Objective:
Transcribe the material in full, exactly as written.

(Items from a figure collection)
══════

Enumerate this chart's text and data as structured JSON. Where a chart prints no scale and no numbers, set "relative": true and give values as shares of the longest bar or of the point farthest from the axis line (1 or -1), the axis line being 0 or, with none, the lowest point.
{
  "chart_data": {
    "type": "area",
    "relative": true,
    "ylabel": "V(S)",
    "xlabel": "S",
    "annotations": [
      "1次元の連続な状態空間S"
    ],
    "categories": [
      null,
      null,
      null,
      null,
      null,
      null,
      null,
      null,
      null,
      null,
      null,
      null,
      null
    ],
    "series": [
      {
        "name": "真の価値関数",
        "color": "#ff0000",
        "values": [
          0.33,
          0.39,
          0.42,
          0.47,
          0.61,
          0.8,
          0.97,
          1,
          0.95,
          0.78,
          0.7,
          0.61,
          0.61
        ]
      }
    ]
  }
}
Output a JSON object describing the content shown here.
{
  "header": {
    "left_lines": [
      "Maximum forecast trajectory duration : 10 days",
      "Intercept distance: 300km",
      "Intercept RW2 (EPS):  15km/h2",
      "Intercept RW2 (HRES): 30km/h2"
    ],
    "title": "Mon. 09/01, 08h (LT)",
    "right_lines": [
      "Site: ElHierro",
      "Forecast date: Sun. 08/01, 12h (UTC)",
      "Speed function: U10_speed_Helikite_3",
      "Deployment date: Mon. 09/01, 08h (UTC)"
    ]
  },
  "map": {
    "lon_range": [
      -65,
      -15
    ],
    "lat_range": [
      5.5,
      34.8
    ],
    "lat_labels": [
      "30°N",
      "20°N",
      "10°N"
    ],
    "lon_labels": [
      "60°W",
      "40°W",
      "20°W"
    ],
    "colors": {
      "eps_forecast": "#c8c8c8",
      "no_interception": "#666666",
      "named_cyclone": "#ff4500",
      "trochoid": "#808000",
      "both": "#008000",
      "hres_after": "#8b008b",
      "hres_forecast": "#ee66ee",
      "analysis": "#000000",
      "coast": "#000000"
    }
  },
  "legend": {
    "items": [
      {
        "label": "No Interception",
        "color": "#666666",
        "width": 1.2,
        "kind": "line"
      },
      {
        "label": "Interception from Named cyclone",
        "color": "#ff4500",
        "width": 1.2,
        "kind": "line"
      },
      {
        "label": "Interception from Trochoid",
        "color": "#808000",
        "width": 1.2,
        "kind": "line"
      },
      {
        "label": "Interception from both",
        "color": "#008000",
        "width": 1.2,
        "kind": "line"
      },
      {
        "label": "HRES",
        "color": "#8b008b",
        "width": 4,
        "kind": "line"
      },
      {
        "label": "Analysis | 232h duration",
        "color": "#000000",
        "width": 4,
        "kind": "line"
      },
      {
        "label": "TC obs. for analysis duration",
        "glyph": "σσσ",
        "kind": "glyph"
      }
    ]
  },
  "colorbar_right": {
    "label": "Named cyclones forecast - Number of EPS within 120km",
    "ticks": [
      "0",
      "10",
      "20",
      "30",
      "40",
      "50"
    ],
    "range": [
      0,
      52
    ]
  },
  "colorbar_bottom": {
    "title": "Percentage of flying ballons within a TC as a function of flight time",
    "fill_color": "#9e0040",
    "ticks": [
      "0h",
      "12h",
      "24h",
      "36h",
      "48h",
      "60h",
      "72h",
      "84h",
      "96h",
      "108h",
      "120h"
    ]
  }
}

══════

Answer:
Enumerate this chart's text and data as structured JSON. Where a chart prints no scale and no numbers, set "relative": true and give values as shares of the longest bar or of the point farthest from the axis line (1 or -1), the axis line being 0 or, with none, the lowest point.
{
  "chart_data": {
    "type": "area",
    "relative": true,
    "ylabel": "V(S)",
    "xlabel": "S",
    "annotations": [
      "1次元の連続な状態空間S"
    ],
    "categories": [
      null,
      null,
      null,
      null,
      null,
      null,
      null,
      null,
      null,
      null,
      null,
      null,
      null
    ],
    "series": [
      {
        "name": "真の価値関数",
        "color": "#ff0000",
        "values": [
          0.33,
          0.39,
          0.42,
          0.47,
          0.61,
          0.8,
          0.97,
          1,
          0.95,
          0.78,
          0.7,
          0.61,
          0.61
        ]
      }
    ]
  }
}
Output a JSON object describing the content shown here.
{
  "header": {
    "left_lines": [
      "Maximum forecast trajectory duration : 10 days",
      "Intercept distance: 300km",
      "Intercept RW2 (EPS):  15km/h2",
      "Intercept RW2 (HRES): 30km/h2"
    ],
    "title": "Mon. 09/01, 08h (LT)",
    "right_lines": [
      "Site: ElHierro",
      "Forecast date: Sun. 08/01, 12h (UTC)",
      "Speed function: U10_speed_Helikite_3",
      "Deployment date: Mon. 09/01, 08h (UTC)"
    ]
  },
  "map": {
    "lon_range": [
      -65,
      -15
    ],
    "lat_range": [
      5.5,
      34.8
    ],
    "lat_labels": [
      "30°N",
      "20°N",
      "10°N"
    ],
    "lon_labels": [
      "60°W",
      "40°W",
      "20°W"
    ],
    "colors": {
      "eps_forecast": "#c8c8c8",
      "no_interception": "#666666",
      "named_cyclone": "#ff4500",
      "trochoid": "#808000",
      "both": "#008000",
      "hres_after": "#8b008b",
      "hres_forecast": "#ee66ee",
      "analysis": "#000000",
      "coast": "#000000"
    }
  },
  "legend": {
    "items": [
      {
        "label": "No Interception",
        "color": "#666666",
        "width": 1.2,
        "kind": "line"
      },
      {
        "label": "Interception from Named cyclone",
        "color": "#ff4500",
        "width": 1.2,
        "kind": "line"
      },
      {
        "label": "Interception from Trochoid",
        "color": "#808000",
        "width": 1.2,
        "kind": "line"
      },
      {
        "label": "Interception from both",
        "color": "#008000",
        "width": 1.2,
        "kind": "line"
      },
      {
        "label": "HRES",
        "color": "#8b008b",
        "width": 4,
        "kind": "line"
      },
      {
        "label": "Analysis | 232h duration",
        "color": "#000000",
        "width": 4,
        "kind": "line"
      },
      {
        "label": "TC obs. for analysis duration",
        "glyph": "σσσ",
        "kind": "glyph"
      }
    ]
  },
  "colorbar_right": {
    "label": "Named cyclones forecast - Number of EPS within 120km",
    "ticks": [
      "0",
      "10",
      "20",
      "30",
      "40",
      "50"
    ],
    "range": [
      0,
      52
    ]
  },
  "colorbar_bottom": {
    "title": "Percentage of flying ballons within a TC as a function of flight time",
    "fill_color": "#9e0040",
    "ticks": [
      "0h",
      "12h",
      "24h",
      "36h",
      "48h",
      "60h",
      "72h",
      "84h",
      "96h",
      "108h",
      "120h"
    ]
  }
}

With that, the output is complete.